Avanza huracán "Sandy" y es inminente su llegada a EEUU

El huracán Sandy se apresta a impactar en las próximas horas en la costa este de Estados Unidos. El fenómeno se acerca a grandes ciudades como Nueva York, que se preparaban para sufrir inundaciones y destrozos por este descomunal ciclón.

Las autoridades han advertido de riesgos "sin precedentes" y ordenado la evacuación de cientos de miles de personas en ciudades y pueblos a lo largo de una extensa franja costera desde New England (noreste) hasta Carolina del Norte (sureste).

Sandy avanzaba con vientos de 150 km/h y su ojo se situaba a las 19H00 GMT a unos 137 km al sureste de Atlantic City, la ciudad costera de Nueva Jersey (este), donde la mayoría de sus 40.000 habitantes fueron evacuados y los famosos casinos cerrados.

### Sección de datos:

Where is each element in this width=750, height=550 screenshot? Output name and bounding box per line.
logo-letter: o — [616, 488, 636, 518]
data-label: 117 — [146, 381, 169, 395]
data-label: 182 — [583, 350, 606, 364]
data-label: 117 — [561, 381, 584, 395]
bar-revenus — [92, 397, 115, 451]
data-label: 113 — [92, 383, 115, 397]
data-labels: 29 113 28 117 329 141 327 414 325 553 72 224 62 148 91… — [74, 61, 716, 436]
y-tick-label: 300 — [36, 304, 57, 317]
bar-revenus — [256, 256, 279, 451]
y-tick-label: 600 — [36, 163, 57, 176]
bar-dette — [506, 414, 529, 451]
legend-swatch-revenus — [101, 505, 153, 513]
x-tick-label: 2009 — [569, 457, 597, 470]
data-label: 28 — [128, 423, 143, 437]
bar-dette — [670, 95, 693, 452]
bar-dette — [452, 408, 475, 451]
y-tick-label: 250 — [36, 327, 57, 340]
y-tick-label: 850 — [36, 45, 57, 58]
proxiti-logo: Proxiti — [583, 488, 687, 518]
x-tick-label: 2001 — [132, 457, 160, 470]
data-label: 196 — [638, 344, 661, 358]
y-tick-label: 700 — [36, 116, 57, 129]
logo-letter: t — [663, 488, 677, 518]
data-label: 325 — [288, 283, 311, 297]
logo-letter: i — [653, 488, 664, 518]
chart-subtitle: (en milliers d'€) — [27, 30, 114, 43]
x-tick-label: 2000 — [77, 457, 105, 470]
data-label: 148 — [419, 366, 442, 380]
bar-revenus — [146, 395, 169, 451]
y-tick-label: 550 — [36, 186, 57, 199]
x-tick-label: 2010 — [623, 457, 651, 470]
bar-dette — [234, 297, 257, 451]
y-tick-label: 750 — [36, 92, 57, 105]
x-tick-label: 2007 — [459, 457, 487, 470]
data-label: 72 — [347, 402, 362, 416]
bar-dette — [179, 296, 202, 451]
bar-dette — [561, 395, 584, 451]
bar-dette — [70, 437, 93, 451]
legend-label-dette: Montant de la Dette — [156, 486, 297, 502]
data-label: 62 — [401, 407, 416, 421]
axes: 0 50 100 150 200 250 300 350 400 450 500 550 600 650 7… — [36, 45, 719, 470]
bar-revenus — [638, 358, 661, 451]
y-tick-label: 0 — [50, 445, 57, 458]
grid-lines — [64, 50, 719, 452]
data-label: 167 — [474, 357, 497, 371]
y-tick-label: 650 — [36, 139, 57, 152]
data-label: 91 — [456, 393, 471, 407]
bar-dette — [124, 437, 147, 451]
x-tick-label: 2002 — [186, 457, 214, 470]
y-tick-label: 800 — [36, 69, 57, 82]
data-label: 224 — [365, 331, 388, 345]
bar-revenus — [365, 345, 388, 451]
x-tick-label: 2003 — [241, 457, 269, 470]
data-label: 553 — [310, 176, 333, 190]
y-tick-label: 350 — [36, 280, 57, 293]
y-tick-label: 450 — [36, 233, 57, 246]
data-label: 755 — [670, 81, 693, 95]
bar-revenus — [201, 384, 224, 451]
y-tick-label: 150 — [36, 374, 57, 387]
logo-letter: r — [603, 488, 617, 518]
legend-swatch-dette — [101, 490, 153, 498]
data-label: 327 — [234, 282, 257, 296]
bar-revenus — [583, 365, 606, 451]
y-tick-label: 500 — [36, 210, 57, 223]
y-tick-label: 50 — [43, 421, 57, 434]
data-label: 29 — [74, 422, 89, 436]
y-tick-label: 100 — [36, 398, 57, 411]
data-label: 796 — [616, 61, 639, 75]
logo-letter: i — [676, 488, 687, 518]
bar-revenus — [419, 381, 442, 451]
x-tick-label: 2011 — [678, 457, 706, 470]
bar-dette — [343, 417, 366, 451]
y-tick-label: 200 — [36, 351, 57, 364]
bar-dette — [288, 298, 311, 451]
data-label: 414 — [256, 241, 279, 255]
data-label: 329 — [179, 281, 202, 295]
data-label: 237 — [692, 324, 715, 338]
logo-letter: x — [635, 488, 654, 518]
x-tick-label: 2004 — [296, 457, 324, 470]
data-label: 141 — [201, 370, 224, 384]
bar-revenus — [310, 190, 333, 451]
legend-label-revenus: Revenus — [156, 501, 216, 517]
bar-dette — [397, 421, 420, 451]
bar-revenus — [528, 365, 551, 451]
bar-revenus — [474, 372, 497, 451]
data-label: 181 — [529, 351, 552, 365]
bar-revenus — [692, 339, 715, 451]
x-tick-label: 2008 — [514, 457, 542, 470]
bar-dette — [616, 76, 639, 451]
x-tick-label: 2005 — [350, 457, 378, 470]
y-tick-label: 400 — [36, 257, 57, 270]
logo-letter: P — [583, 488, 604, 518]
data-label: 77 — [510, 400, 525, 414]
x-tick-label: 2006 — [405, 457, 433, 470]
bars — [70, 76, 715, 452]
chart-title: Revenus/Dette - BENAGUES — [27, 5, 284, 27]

### Tareas obligatorias:
- A) Según el texto sobre el huracán Sandy, ¿a qué velocidad eran los vientos con los que avanzaba Sandy?
- B) Traduzca al inglés esta oración del texto sobre el huracán Sandy: «Las autoridades han advertido de riesgos "sin precedentes" y ordenado la evacuación de cientos de miles de personas en ciudades y pueblos a lo largo de una extensa franja costera desde New England (noreste) hasta Carolina del Norte (sureste).»

### Respuestas numeradas:
- A) A 150 km/h.

- B) Authorities have warned of "unprecedented" risks and ordered the evacuation of hundreds of thousands of people in cities and towns along a long coastal strip from New England (northeast) to North Carolina (southeast).